A block of data
>> BEGIN

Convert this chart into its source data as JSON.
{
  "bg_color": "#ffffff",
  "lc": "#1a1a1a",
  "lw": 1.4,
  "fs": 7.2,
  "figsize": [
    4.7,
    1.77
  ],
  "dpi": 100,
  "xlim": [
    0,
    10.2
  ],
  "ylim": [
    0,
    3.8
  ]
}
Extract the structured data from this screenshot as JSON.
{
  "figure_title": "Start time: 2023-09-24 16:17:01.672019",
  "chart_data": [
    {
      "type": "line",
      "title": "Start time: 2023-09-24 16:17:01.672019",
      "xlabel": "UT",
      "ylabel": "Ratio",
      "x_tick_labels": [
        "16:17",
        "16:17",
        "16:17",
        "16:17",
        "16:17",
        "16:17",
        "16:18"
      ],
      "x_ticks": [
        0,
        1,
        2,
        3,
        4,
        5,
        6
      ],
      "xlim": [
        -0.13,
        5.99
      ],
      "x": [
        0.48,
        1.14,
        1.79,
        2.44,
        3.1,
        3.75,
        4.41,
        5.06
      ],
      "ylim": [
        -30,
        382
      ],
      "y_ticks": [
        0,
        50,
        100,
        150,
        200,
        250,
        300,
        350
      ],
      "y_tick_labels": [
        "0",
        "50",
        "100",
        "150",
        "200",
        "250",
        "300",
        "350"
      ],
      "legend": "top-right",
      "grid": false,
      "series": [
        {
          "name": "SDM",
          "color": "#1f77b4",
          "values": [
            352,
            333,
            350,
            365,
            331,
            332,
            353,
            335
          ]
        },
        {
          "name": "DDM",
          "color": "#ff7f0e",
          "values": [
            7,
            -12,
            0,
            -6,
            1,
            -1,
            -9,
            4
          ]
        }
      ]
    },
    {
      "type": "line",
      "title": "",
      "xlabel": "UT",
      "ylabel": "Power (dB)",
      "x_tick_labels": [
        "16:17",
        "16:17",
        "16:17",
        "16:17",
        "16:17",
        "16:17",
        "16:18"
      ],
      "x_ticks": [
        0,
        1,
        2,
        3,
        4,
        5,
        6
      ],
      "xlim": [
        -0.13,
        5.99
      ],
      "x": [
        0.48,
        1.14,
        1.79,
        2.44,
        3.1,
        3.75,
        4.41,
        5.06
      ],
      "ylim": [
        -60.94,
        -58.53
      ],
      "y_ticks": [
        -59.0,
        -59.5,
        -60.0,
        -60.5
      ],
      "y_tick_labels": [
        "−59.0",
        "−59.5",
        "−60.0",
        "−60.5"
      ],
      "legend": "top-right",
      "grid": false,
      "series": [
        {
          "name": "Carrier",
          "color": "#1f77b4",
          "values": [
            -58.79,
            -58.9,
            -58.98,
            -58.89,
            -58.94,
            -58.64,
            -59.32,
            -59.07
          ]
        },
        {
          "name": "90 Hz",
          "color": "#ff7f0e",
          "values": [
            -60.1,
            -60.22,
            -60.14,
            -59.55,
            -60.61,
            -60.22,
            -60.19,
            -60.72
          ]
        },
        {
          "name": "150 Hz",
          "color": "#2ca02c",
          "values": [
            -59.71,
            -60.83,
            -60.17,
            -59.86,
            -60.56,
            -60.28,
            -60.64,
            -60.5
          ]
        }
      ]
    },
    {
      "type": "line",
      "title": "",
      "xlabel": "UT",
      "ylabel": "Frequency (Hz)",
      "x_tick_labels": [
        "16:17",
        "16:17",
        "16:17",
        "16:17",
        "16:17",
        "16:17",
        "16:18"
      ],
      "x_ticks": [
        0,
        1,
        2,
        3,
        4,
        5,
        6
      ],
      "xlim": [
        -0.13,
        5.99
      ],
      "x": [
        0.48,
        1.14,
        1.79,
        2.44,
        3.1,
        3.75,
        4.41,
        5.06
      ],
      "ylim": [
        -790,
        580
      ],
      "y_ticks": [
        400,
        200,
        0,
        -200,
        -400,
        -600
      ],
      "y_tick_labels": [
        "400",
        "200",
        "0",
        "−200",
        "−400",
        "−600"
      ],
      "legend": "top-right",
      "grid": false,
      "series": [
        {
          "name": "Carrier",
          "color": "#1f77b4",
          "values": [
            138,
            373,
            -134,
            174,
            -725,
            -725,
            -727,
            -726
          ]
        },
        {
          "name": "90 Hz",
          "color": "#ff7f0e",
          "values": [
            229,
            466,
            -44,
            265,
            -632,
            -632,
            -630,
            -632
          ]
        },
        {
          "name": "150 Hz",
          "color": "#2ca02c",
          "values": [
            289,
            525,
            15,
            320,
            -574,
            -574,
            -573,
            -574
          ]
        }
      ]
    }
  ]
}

>> END

- _What the task requires_: Return each entry from above without altering a single character.

- _Reply_:
Convert this chart into its source data as JSON.
{
  "bg_color": "#ffffff",
  "lc": "#1a1a1a",
  "lw": 1.4,
  "fs": 7.2,
  "figsize": [
    4.7,
    1.77
  ],
  "dpi": 100,
  "xlim": [
    0,
    10.2
  ],
  "ylim": [
    0,
    3.8
  ]
}
Extract the structured data from this screenshot as JSON.
{
  "figure_title": "Start time: 2023-09-24 16:17:01.672019",
  "chart_data": [
    {
      "type": "line",
      "title": "Start time: 2023-09-24 16:17:01.672019",
      "xlabel": "UT",
      "ylabel": "Ratio",
      "x_tick_labels": [
        "16:17",
        "16:17",
        "16:17",
        "16:17",
        "16:17",
        "16:17",
        "16:18"
      ],
      "x_ticks": [
        0,
        1,
        2,
        3,
        4,
        5,
        6
      ],
      "xlim": [
        -0.13,
        5.99
      ],
      "x": [
        0.48,
        1.14,
        1.79,
        2.44,
        3.1,
        3.75,
        4.41,
        5.06
      ],
      "ylim": [
        -30,
        382
      ],
      "y_ticks": [
        0,
        50,
        100,
        150,
        200,
        250,
        300,
        350
      ],
      "y_tick_labels": [
        "0",
        "50",
        "100",
        "150",
        "200",
        "250",
        "300",
        "350"
      ],
      "legend": "top-right",
      "grid": false,
      "series": [
        {
          "name": "SDM",
          "color": "#1f77b4",
          "values": [
            352,
            333,
            350,
            365,
            331,
            332,
            353,
            335
          ]
        },
        {
          "name": "DDM",
          "color": "#ff7f0e",
          "values": [
            7,
            -12,
            0,
            -6,
            1,
            -1,
            -9,
            4
          ]
        }
      ]
    },
    {
      "type": "line",
      "title": "",
      "xlabel": "UT",
      "ylabel": "Power (dB)",
      "x_tick_labels": [
        "16:17",
        "16:17",
        "16:17",
        "16:17",
        "16:17",
        "16:17",
        "16:18"
      ],
      "x_ticks": [
        0,
        1,
        2,
        3,
        4,
        5,
        6
      ],
      "xlim": [
        -0.13,
        5.99
      ],
      "x": [
        0.48,
        1.14,
        1.79,
        2.44,
        3.1,
        3.75,
        4.41,
        5.06
      ],
      "ylim": [
        -60.94,
        -58.53
      ],
      "y_ticks": [
        -59.0,
        -59.5,
        -60.0,
        -60.5
      ],
      "y_tick_labels": [
        "−59.0",
        "−59.5",
        "−60.0",
        "−60.5"
      ],
      "legend": "top-right",
      "grid": false,
      "series": [
        {
          "name": "Carrier",
          "color": "#1f77b4",
          "values": [
            -58.79,
            -58.9,
            -58.98,
            -58.89,
            -58.94,
            -58.64,
            -59.32,
            -59.07
          ]
        },
        {
          "name": "90 Hz",
          "color": "#ff7f0e",
          "values": [
            -60.1,
            -60.22,
            -60.14,
            -59.55,
            -60.61,
            -60.22,
            -60.19,
            -60.72
          ]
        },
        {
          "name": "150 Hz",
          "color": "#2ca02c",
          "values": [
            -59.71,
            -60.83,
            -60.17,
            -59.86,
            -60.56,
            -60.28,
            -60.64,
            -60.5
          ]
        }
      ]
    },
    {
      "type": "line",
      "title": "",
      "xlabel": "UT",
      "ylabel": "Frequency (Hz)",
      "x_tick_labels": [
        "16:17",
        "16:17",
        "16:17",
        "16:17",
        "16:17",
        "16:17",
        "16:18"
      ],
      "x_ticks": [
        0,
        1,
        2,
        3,
        4,
        5,
        6
      ],
      "xlim": [
        -0.13,
        5.99
      ],
      "x": [
        0.48,
        1.14,
        1.79,
        2.44,
        3.1,
        3.75,
        4.41,
        5.06
      ],
      "ylim": [
        -790,
        580
      ],
      "y_ticks": [
        400,
        200,
        0,
        -200,
        -400,
        -600
      ],
      "y_tick_labels": [
        "400",
        "200",
        "0",
        "−200",
        "−400",
        "−600"
      ],
      "legend": "top-right",
      "grid": false,
      "series": [
        {
          "name": "Carrier",
          "color": "#1f77b4",
          "values": [
            138,
            373,
            -134,
            174,
            -725,
            -725,
            -727,
            -726
          ]
        },
        {
          "name": "90 Hz",
          "color": "#ff7f0e",
          "values": [
            229,
            466,
            -44,
            265,
            -632,
            -632,
            -630,
            -632
          ]
        },
        {
          "name": "150 Hz",
          "color": "#2ca02c",
          "values": [
            289,
            525,
            15,
            320,
            -574,
            -574,
            -573,
            -574
          ]
        }
      ]
    }
  ]
}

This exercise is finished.